▶ **The task**
Your answer should be only a number: how many lines include the word "JSON".

(Some records)
┄┄┄┄┄┄┄┄┄┄┄┄┄┄┄┄┄┄┄┄

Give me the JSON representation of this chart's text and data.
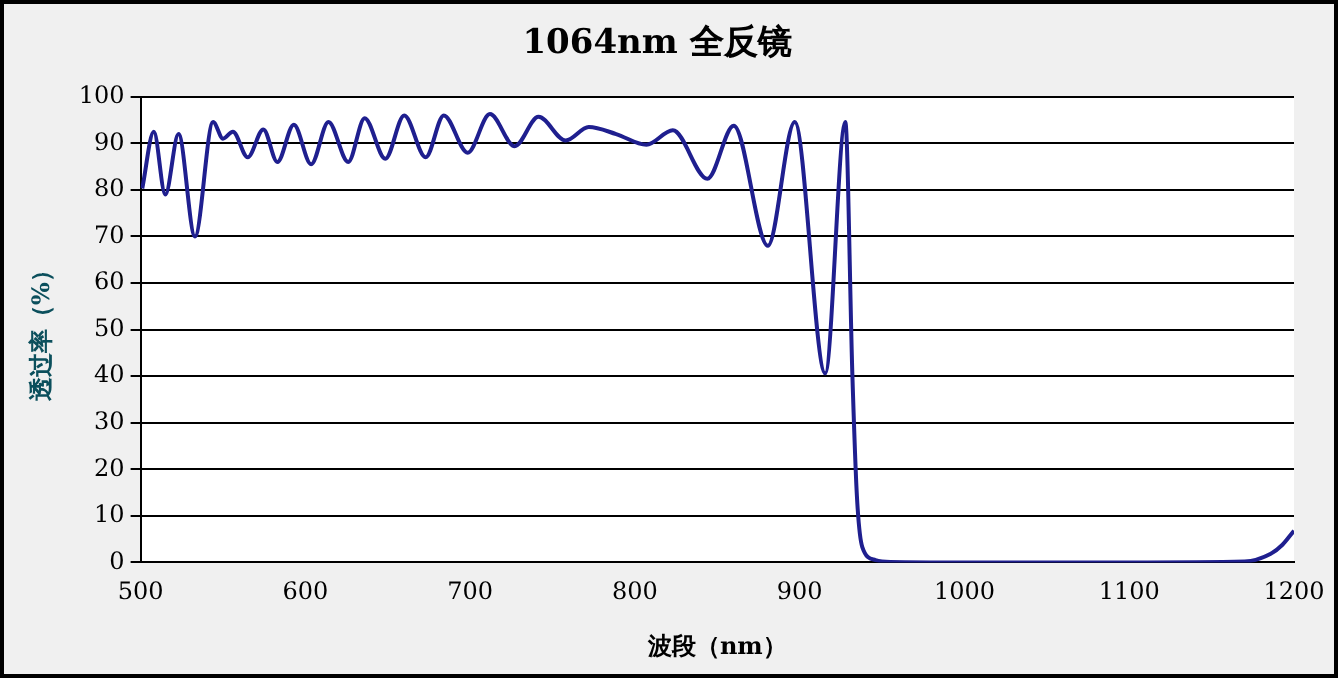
{
  "chart_data": {
    "type": "line",
    "title": "1064nm 全反镜",
    "xlabel": "波段（nm）",
    "ylabel": "透过率（%）",
    "xlim": [
      500,
      1200
    ],
    "xticks": [
      500,
      600,
      700,
      800,
      900,
      1000,
      1100,
      1200
    ],
    "ylim": [
      0,
      100
    ],
    "yticks": [
      0,
      10,
      20,
      30,
      40,
      50,
      60,
      70,
      80,
      90,
      100
    ],
    "grid": "y",
    "legend": false,
    "marker": "none",
    "line_style": "solid",
    "series": [
      {
        "color": "#1f1f8f",
        "x": [
          501,
          508,
          515,
          523,
          533,
          544,
          550,
          556,
          565,
          574.5,
          583,
          593,
          603.5,
          614,
          626,
          636,
          648.5,
          660,
          673,
          684,
          698.5,
          712,
          727,
          741.5,
          758,
          772,
          788.6,
          807,
          823,
          844,
          860,
          880.7,
          897,
          915.5,
          927.7,
          932,
          934.7,
          938,
          946,
          955,
          1000,
          1100,
          1170,
          1185.6,
          1193,
          1200
        ],
        "values": [
          80.3,
          92.5,
          79,
          92,
          70,
          94.6,
          91,
          92.5,
          87,
          93,
          86,
          94,
          85.5,
          94.6,
          86,
          95.4,
          86.7,
          96,
          87,
          96,
          88,
          96.3,
          89.4,
          95.7,
          90.6,
          93.5,
          92,
          89.7,
          92.8,
          82.4,
          93.8,
          68,
          94.6,
          40.6,
          94.6,
          40,
          14.4,
          3.3,
          0.5,
          0.1,
          0,
          0,
          0.2,
          1.8,
          3.8,
          6.8
        ]
      }
    ]
  }
}
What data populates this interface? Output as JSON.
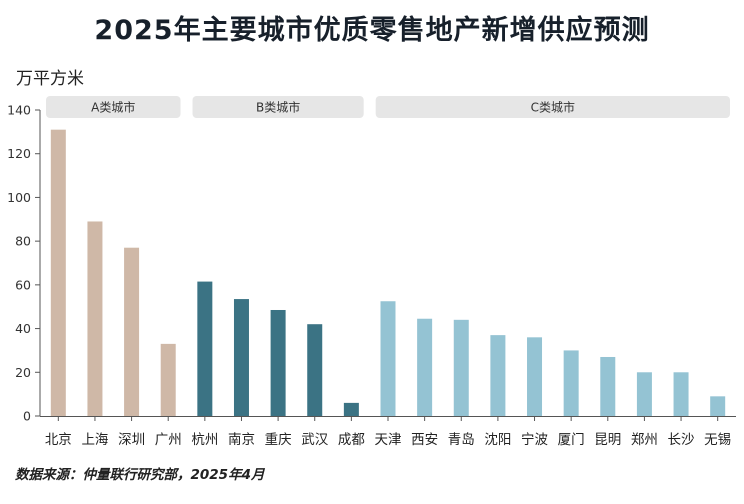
{
  "chart_data": {
    "type": "bar",
    "title": "2025年主要城市优质零售地产新增供应预测",
    "ylabel": "万平方米",
    "ylim": [
      0,
      140
    ],
    "yticks": [
      0,
      20,
      40,
      60,
      80,
      100,
      120,
      140
    ],
    "grid": false,
    "categories": [
      "北京",
      "上海",
      "深圳",
      "广州",
      "杭州",
      "南京",
      "重庆",
      "武汉",
      "成都",
      "天津",
      "西安",
      "青岛",
      "沈阳",
      "宁波",
      "厦门",
      "昆明",
      "郑州",
      "长沙",
      "无锡"
    ],
    "values": [
      131,
      89,
      77,
      33,
      61.5,
      53.5,
      48.5,
      42,
      6,
      52.5,
      44.5,
      44,
      37,
      36,
      30,
      27,
      20,
      20,
      9
    ],
    "groups": [
      {
        "label": "A类城市",
        "start": 0,
        "end": 3,
        "color": "#cfb8a7"
      },
      {
        "label": "B类城市",
        "start": 4,
        "end": 8,
        "color": "#3b7384"
      },
      {
        "label": "C类城市",
        "start": 9,
        "end": 18,
        "color": "#94c3d3"
      }
    ],
    "source": "数据来源：仲量联行研究部，2025年4月"
  }
}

┄┄┄┄┄┄┄┄┄┄┄┄┄┄┄┄┄┄┄┄

▶ **Answer for this exercise**
2